DATA SUPPLIED -
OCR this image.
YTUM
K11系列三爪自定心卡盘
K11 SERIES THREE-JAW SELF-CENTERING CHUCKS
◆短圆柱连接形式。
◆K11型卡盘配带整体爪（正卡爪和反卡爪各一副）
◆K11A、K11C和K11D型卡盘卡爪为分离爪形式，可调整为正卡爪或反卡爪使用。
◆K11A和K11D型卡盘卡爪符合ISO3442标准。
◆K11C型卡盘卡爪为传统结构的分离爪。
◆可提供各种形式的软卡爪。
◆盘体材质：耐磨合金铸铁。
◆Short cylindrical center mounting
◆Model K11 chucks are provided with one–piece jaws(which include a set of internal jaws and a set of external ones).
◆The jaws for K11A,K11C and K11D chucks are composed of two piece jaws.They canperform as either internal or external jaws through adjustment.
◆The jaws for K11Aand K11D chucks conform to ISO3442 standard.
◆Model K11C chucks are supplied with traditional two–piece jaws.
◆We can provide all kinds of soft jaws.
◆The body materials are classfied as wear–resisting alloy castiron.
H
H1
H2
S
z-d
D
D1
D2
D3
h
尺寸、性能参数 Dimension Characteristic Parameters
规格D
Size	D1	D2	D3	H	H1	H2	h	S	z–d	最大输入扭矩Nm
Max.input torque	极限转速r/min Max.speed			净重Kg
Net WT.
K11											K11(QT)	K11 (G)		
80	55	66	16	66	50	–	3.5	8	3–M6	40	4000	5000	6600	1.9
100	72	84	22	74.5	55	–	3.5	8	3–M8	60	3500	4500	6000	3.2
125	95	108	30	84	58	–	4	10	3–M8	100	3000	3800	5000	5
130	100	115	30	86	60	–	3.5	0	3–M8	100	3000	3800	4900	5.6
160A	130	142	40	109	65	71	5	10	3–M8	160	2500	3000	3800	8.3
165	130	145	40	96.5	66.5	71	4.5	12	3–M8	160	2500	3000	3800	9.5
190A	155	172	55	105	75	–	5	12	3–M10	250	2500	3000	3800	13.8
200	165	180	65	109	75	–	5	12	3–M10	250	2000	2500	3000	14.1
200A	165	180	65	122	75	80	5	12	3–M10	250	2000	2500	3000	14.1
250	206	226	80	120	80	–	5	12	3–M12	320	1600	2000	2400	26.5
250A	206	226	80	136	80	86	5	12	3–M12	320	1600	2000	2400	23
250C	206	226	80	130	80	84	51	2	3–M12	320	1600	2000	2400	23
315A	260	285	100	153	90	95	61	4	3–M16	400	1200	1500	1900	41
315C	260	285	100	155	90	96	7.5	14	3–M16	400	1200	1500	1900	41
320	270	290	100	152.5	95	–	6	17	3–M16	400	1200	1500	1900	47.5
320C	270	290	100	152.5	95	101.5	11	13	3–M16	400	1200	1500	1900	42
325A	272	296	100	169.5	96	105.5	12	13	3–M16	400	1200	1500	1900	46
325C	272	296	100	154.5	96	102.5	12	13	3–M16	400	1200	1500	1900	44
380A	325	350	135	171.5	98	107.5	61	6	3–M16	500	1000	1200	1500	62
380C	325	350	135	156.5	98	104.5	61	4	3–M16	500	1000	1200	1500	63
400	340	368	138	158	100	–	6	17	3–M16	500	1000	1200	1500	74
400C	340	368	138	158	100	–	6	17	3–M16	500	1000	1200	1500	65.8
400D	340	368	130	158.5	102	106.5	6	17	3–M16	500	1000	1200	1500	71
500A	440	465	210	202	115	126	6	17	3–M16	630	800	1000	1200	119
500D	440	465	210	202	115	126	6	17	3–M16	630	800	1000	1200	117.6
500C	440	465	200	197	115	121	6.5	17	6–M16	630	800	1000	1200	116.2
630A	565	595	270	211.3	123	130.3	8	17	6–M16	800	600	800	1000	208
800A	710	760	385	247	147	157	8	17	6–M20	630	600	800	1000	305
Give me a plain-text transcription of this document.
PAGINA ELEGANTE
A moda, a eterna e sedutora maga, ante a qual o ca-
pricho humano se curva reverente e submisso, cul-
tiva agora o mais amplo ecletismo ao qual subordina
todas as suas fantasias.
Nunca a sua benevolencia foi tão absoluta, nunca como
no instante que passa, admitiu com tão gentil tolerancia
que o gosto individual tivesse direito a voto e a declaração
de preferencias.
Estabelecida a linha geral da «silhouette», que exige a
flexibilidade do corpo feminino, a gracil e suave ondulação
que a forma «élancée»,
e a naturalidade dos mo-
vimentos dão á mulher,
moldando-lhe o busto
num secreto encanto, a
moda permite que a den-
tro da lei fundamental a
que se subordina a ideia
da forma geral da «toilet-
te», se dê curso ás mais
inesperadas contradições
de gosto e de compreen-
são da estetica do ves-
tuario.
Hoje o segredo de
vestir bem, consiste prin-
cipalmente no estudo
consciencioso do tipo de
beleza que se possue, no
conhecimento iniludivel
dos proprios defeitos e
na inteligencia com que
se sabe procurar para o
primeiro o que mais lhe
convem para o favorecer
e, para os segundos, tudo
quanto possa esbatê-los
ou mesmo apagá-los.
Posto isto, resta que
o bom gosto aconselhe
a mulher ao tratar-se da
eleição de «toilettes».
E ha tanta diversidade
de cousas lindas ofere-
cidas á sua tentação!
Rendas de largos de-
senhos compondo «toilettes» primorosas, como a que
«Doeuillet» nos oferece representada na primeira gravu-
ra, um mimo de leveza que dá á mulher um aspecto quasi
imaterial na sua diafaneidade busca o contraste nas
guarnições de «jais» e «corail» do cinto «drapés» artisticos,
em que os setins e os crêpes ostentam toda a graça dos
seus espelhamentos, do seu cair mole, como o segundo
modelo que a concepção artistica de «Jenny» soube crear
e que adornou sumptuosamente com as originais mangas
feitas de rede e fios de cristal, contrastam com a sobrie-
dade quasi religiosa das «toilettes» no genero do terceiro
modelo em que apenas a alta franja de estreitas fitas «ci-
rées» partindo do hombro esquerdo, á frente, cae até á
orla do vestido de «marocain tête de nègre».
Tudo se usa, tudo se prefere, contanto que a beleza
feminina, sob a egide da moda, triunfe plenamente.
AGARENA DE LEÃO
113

TASK REQUIREMENTS - Copy all lines from the listing that contain "jaws".

WORKED SOLUTION -
◆Model K11 chucks are provided with one–piece jaws(which include a set of internal jaws and a set of external ones).
◆The jaws for K11A,K11C and K11D chucks are composed of two piece jaws.They canperform as either internal or external jaws through adjustment.
◆The jaws for K11Aand K11D chucks conform to ISO3442 standard.
◆Model K11C chucks are supplied with traditional two–piece jaws.
◆We can provide all kinds of soft jaws.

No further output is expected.